### [What the exercise asks]
Word for word, give the material below again, minus any images.
★ ★ ★
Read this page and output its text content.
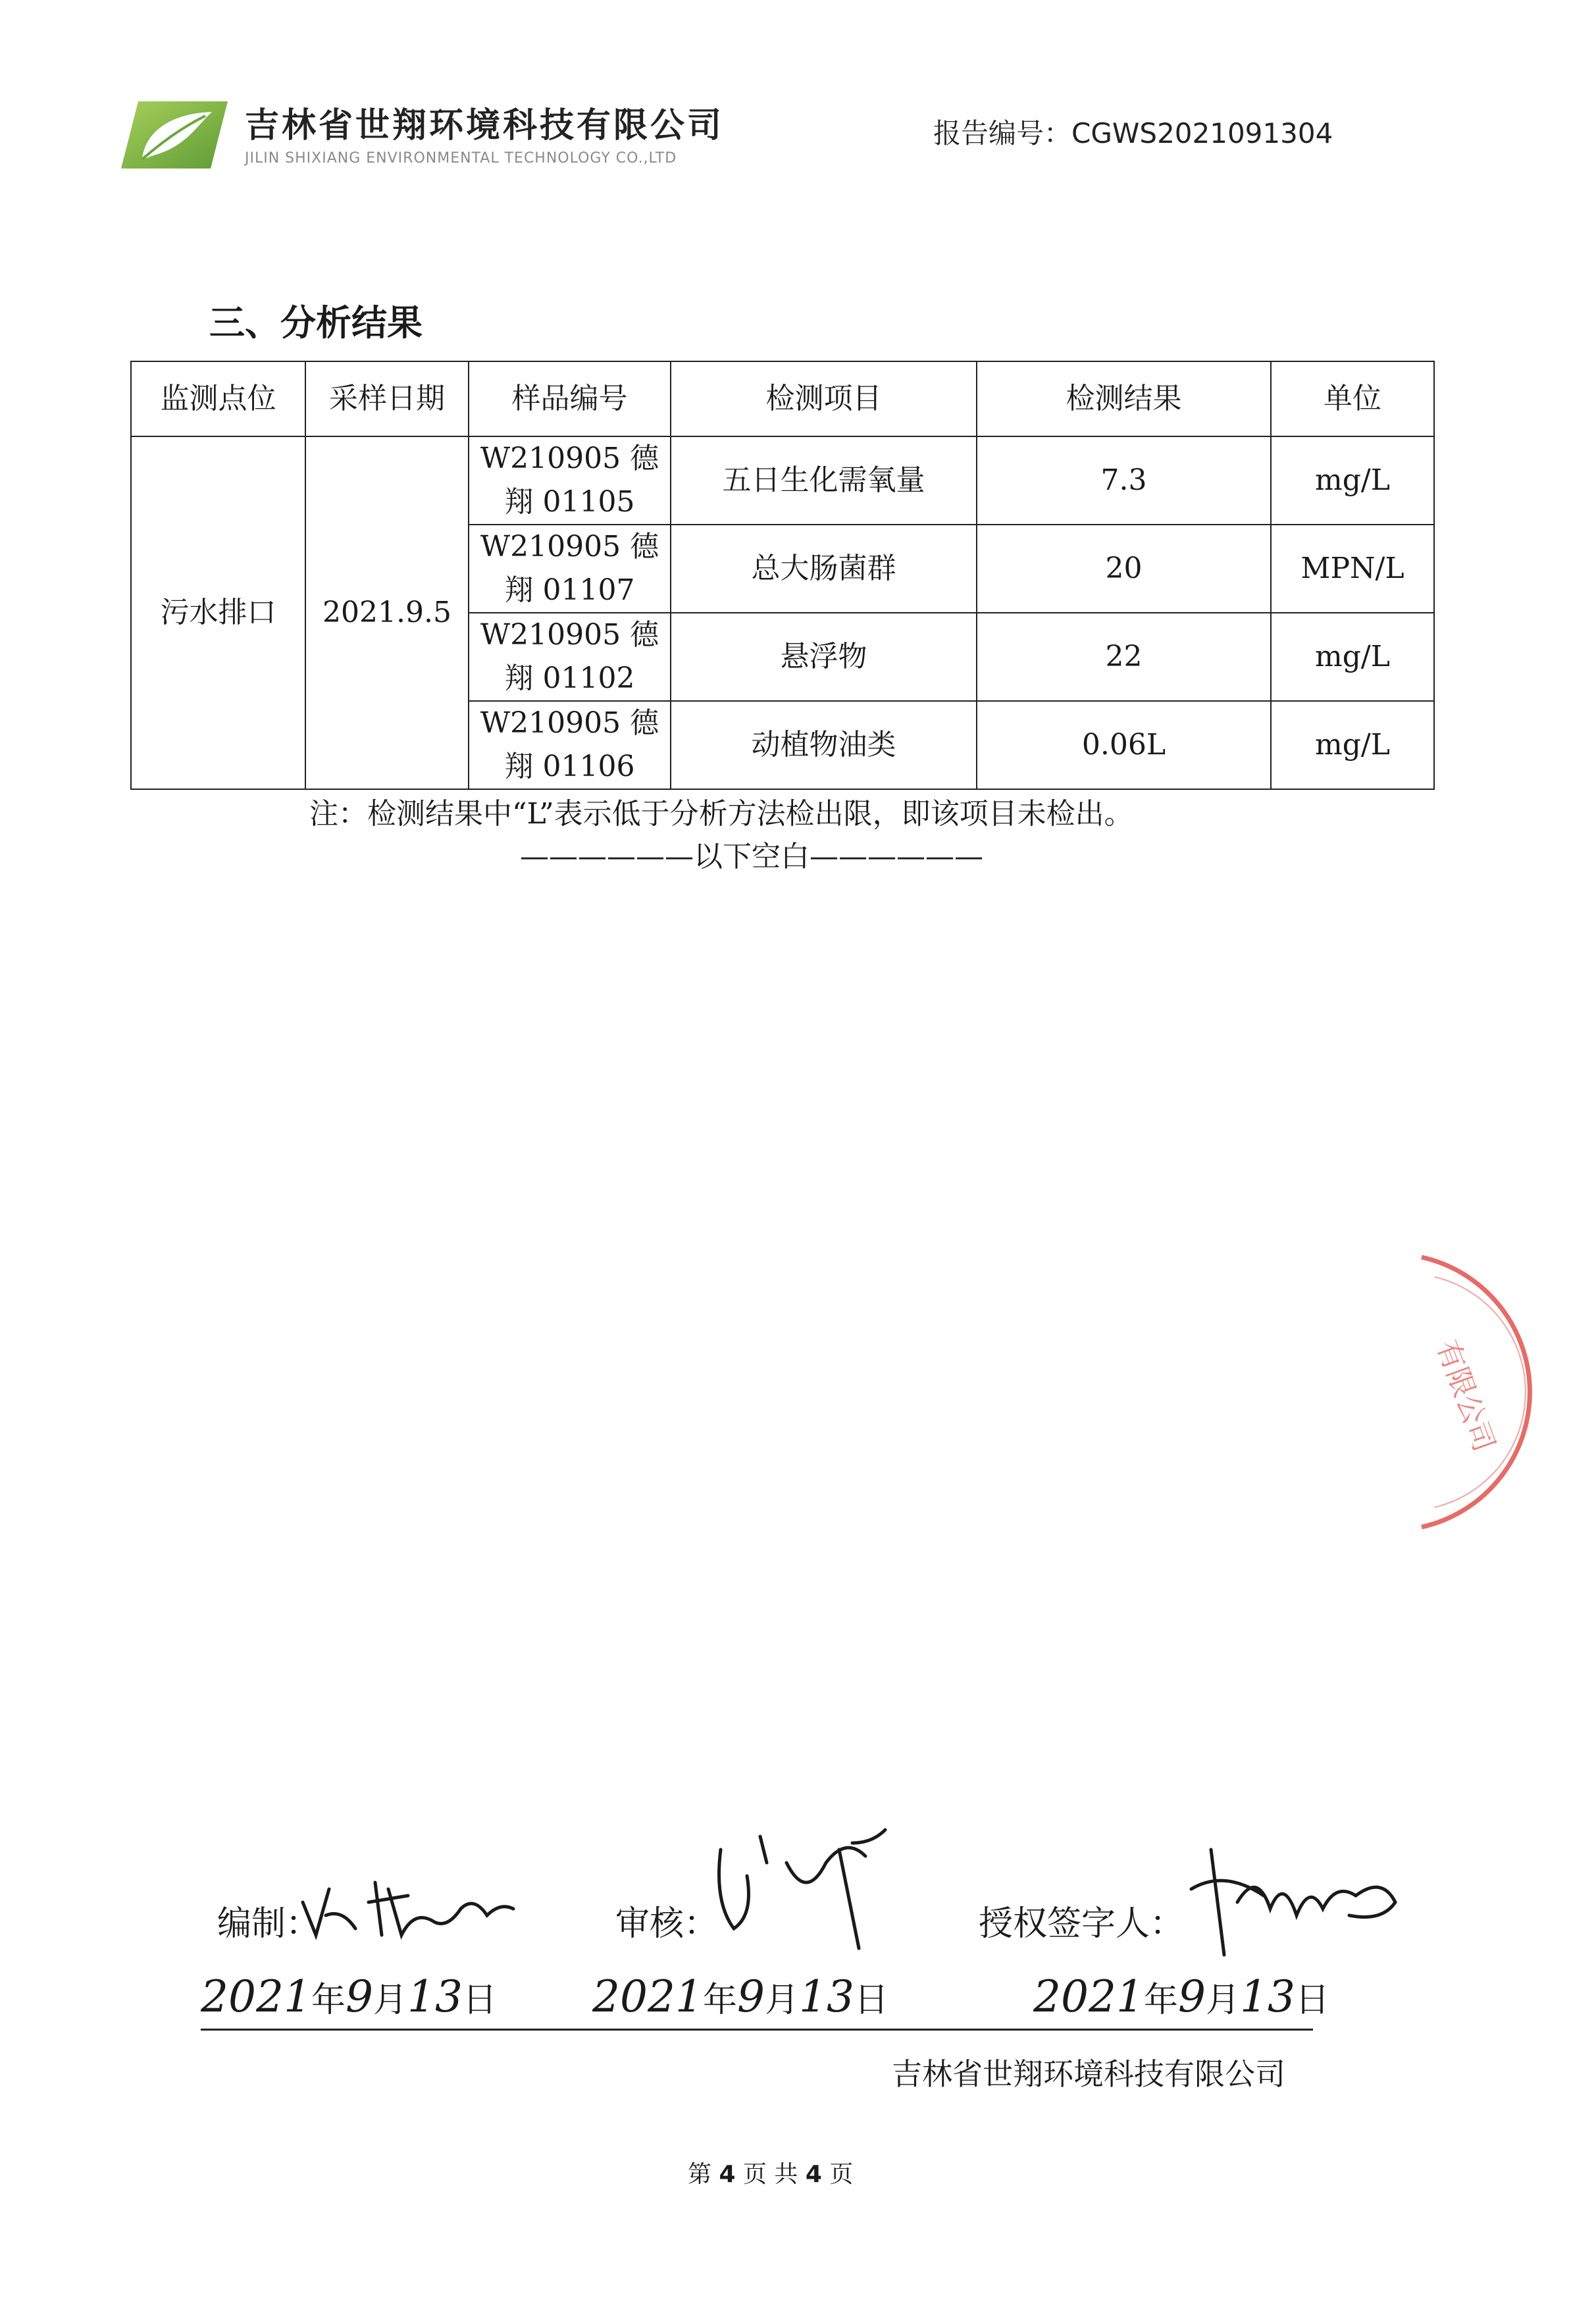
吉林省世翔环境科技有限公司
JILIN SHIXIANG ENVIRONMENTAL TECHNOLOGY CO.,LTD
报告编号：CGWS2021091304
三、分析结果
监测点位	采样日期	样品编号	检测项目	检测结果	单位
污水排口	2021.9.5	W210905 德翔 01105	五日生化需氧量	7.3	mg/L
		W210905 德翔 01107	总大肠菌群	20	MPN/L
		W210905 德翔 01102	悬浮物	22	mg/L
		W210905 德翔 01106	动植物油类	0.06L	mg/L
注：检测结果中“L”表示低于分析方法检出限，即该项目未检出。
——————以下空白——————
有限公司
编制：	审核：	授权签字人：
2021年9月13日 2021年9月13日	2021年9月13日
吉林省世翔环境科技有限公司
第 4 页 共 4 页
★ ★ ★
### [In response]
Read this page and output its text content.
吉林省世翔环境科技有限公司
JILIN SHIXIANG ENVIRONMENTAL TECHNOLOGY CO.,LTD
报告编号：CGWS2021091304
三、分析结果
监测点位	采样日期	样品编号	检测项目	检测结果	单位
污水排口	2021.9.5	W210905 德翔 01105	五日生化需氧量	7.3	mg/L
		W210905 德翔 01107	总大肠菌群	20	MPN/L
		W210905 德翔 01102	悬浮物	22	mg/L
		W210905 德翔 01106	动植物油类	0.06L	mg/L
注：检测结果中“L”表示低于分析方法检出限，即该项目未检出。
——————以下空白——————
有限公司
编制：	审核：	授权签字人：
2021年9月13日 2021年9月13日	2021年9月13日
吉林省世翔环境科技有限公司
第 4 页 共 4 页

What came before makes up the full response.